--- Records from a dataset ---
|---|

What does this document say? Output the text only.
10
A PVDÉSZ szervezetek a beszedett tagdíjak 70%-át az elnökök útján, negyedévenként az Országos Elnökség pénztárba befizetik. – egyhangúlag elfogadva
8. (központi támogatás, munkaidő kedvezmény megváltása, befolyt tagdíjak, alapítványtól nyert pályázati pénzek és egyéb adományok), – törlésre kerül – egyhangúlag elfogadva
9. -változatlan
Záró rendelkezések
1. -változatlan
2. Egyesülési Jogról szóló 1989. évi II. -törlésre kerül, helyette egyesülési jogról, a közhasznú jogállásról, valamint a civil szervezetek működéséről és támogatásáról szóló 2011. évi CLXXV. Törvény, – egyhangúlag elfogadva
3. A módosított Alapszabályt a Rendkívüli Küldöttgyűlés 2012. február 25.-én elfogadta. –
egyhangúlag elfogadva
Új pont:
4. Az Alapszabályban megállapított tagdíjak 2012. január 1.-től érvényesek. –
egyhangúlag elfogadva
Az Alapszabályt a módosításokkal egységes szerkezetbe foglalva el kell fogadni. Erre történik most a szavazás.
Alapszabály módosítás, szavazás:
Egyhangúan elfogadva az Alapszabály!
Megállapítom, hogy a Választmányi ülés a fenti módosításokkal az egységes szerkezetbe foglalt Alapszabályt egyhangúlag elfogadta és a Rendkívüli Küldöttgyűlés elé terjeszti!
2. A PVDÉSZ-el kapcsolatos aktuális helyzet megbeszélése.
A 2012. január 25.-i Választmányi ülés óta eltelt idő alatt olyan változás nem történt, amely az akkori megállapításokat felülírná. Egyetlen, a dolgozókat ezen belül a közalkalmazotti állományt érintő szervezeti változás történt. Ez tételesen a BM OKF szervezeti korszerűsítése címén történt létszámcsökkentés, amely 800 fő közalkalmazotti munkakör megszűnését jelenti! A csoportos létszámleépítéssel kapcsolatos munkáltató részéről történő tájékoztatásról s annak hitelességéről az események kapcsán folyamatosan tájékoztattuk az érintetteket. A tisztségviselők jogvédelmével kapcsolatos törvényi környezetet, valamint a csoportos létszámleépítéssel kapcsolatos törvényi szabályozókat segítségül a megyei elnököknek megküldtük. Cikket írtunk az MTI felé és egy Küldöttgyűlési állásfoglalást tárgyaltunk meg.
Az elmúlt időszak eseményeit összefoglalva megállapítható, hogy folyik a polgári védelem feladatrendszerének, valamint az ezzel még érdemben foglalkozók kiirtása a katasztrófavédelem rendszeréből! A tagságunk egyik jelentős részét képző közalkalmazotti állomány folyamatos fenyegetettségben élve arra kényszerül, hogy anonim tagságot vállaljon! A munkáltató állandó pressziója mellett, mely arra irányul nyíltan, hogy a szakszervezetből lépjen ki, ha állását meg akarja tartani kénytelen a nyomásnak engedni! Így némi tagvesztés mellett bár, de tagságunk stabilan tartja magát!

|---|

--- WRITTEN TASK ---
Print the material above once more, exactly.

--- SOLUTION FOR THIS PROBLEM ---
What does this document say? Output the text only.
10
A PVDÉSZ szervezetek a beszedett tagdíjak 70%-át az elnökök útján, negyedévenként az Országos Elnökség pénztárba befizetik. – egyhangúlag elfogadva
8. (központi támogatás, munkaidő kedvezmény megváltása, befolyt tagdíjak, alapítványtól nyert pályázati pénzek és egyéb adományok), – törlésre kerül – egyhangúlag elfogadva
9. -változatlan
Záró rendelkezések
1. -változatlan
2. Egyesülési Jogról szóló 1989. évi II. -törlésre kerül, helyette egyesülési jogról, a közhasznú jogállásról, valamint a civil szervezetek működéséről és támogatásáról szóló 2011. évi CLXXV. Törvény, – egyhangúlag elfogadva
3. A módosított Alapszabályt a Rendkívüli Küldöttgyűlés 2012. február 25.-én elfogadta. –
egyhangúlag elfogadva
Új pont:
4. Az Alapszabályban megállapított tagdíjak 2012. január 1.-től érvényesek. –
egyhangúlag elfogadva
Az Alapszabályt a módosításokkal egységes szerkezetbe foglalva el kell fogadni. Erre történik most a szavazás.
Alapszabály módosítás, szavazás:
Egyhangúan elfogadva az Alapszabály!
Megállapítom, hogy a Választmányi ülés a fenti módosításokkal az egységes szerkezetbe foglalt Alapszabályt egyhangúlag elfogadta és a Rendkívüli Küldöttgyűlés elé terjeszti!
2. A PVDÉSZ-el kapcsolatos aktuális helyzet megbeszélése.
A 2012. január 25.-i Választmányi ülés óta eltelt idő alatt olyan változás nem történt, amely az akkori megállapításokat felülírná. Egyetlen, a dolgozókat ezen belül a közalkalmazotti állományt érintő szervezeti változás történt. Ez tételesen a BM OKF szervezeti korszerűsítése címén történt létszámcsökkentés, amely 800 fő közalkalmazotti munkakör megszűnését jelenti! A csoportos létszámleépítéssel kapcsolatos munkáltató részéről történő tájékoztatásról s annak hitelességéről az események kapcsán folyamatosan tájékoztattuk az érintetteket. A tisztségviselők jogvédelmével kapcsolatos törvényi környezetet, valamint a csoportos létszámleépítéssel kapcsolatos törvényi szabályozókat segítségül a megyei elnököknek megküldtük. Cikket írtunk az MTI felé és egy Küldöttgyűlési állásfoglalást tárgyaltunk meg.
Az elmúlt időszak eseményeit összefoglalva megállapítható, hogy folyik a polgári védelem feladatrendszerének, valamint az ezzel még érdemben foglalkozók kiirtása a katasztrófavédelem rendszeréből! A tagságunk egyik jelentős részét képző közalkalmazotti állomány folyamatos fenyegetettségben élve arra kényszerül, hogy anonim tagságot vállaljon! A munkáltató állandó pressziója mellett, mely arra irányul nyíltan, hogy a szakszervezetből lépjen ki, ha állását meg akarja tartani kénytelen a nyomásnak engedni! Így némi tagvesztés mellett bár, de tagságunk stabilan tartja magát!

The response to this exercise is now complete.